**Task description:**
In the entries below, identify every line with the string "nach" and copy it.

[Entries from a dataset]
☆ ☆ ☆ ☆ ☆ ☆ ☆

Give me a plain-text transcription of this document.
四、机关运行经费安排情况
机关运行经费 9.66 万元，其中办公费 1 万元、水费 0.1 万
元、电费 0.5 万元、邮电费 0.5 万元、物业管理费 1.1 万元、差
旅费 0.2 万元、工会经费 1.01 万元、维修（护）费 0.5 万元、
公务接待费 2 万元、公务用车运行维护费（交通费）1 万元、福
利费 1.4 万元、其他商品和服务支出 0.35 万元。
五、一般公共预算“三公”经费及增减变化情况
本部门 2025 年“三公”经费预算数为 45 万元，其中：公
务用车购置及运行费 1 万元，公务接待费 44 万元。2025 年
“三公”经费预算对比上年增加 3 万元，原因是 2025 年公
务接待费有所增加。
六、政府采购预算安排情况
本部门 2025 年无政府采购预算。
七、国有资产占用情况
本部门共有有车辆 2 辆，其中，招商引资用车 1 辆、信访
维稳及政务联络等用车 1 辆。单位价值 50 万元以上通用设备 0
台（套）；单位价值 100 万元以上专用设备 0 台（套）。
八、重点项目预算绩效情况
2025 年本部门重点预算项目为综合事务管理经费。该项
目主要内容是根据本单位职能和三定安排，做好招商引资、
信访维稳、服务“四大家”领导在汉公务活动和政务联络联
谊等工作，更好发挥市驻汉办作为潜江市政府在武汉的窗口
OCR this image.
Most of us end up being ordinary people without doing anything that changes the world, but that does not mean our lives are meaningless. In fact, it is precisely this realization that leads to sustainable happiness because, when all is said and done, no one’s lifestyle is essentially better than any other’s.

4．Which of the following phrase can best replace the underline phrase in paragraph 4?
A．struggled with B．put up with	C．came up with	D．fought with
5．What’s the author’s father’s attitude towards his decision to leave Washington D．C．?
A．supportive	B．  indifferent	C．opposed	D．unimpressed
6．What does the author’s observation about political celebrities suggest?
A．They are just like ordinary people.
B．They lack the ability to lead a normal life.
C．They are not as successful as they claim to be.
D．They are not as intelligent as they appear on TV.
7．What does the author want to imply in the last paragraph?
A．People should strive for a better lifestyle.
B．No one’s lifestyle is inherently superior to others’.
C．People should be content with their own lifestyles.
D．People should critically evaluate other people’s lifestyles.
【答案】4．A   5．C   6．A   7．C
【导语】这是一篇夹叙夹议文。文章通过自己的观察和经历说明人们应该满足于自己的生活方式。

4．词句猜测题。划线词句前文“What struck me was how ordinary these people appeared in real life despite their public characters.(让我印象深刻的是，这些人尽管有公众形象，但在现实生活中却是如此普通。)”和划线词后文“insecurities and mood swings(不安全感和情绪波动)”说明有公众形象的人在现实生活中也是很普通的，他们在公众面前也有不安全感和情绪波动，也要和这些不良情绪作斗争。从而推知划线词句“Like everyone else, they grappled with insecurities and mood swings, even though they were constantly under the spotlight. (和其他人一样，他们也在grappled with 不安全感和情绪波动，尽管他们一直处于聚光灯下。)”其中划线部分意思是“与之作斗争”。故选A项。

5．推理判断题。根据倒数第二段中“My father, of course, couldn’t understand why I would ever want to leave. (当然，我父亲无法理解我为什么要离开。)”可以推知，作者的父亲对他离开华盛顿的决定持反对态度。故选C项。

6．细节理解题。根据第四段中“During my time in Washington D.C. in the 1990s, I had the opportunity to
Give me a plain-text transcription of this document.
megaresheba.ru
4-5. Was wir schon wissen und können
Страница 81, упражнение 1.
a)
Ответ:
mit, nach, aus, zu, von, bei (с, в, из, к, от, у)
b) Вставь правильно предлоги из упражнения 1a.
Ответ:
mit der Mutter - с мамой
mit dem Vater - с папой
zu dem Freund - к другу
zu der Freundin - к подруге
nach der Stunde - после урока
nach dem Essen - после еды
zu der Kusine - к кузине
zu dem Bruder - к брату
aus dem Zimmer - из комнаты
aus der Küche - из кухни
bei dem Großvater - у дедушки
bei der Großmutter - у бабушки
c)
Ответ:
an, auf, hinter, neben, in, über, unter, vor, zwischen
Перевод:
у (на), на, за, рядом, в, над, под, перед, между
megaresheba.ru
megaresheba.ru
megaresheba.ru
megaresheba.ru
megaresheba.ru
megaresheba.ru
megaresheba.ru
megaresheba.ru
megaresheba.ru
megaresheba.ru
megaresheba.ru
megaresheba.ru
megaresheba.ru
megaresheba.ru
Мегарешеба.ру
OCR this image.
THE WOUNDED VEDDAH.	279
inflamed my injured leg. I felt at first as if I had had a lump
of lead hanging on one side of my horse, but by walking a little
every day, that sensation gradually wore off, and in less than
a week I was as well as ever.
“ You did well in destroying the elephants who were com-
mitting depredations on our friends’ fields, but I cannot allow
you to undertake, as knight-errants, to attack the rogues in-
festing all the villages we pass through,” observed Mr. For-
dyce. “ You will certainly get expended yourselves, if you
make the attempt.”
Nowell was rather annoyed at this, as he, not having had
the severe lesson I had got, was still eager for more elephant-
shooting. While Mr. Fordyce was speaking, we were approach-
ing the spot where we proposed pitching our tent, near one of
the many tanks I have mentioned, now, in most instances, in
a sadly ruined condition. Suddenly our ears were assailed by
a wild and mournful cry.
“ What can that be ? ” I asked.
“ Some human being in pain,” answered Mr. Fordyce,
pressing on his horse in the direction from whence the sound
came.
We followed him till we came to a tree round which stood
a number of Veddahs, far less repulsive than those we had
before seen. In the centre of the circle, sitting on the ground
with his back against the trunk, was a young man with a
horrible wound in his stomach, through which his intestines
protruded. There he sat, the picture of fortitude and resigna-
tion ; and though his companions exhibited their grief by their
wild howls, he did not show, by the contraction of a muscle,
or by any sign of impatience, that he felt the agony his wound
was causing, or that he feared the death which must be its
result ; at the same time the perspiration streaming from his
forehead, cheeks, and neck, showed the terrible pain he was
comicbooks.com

☆ ☆ ☆ ☆ ☆ ☆ ☆

**Result of this task:**
mit, nach, aus, zu, von, bei (с, в, из, к, от, у)
nach der Stunde - после урока
nach dem Essen - после еды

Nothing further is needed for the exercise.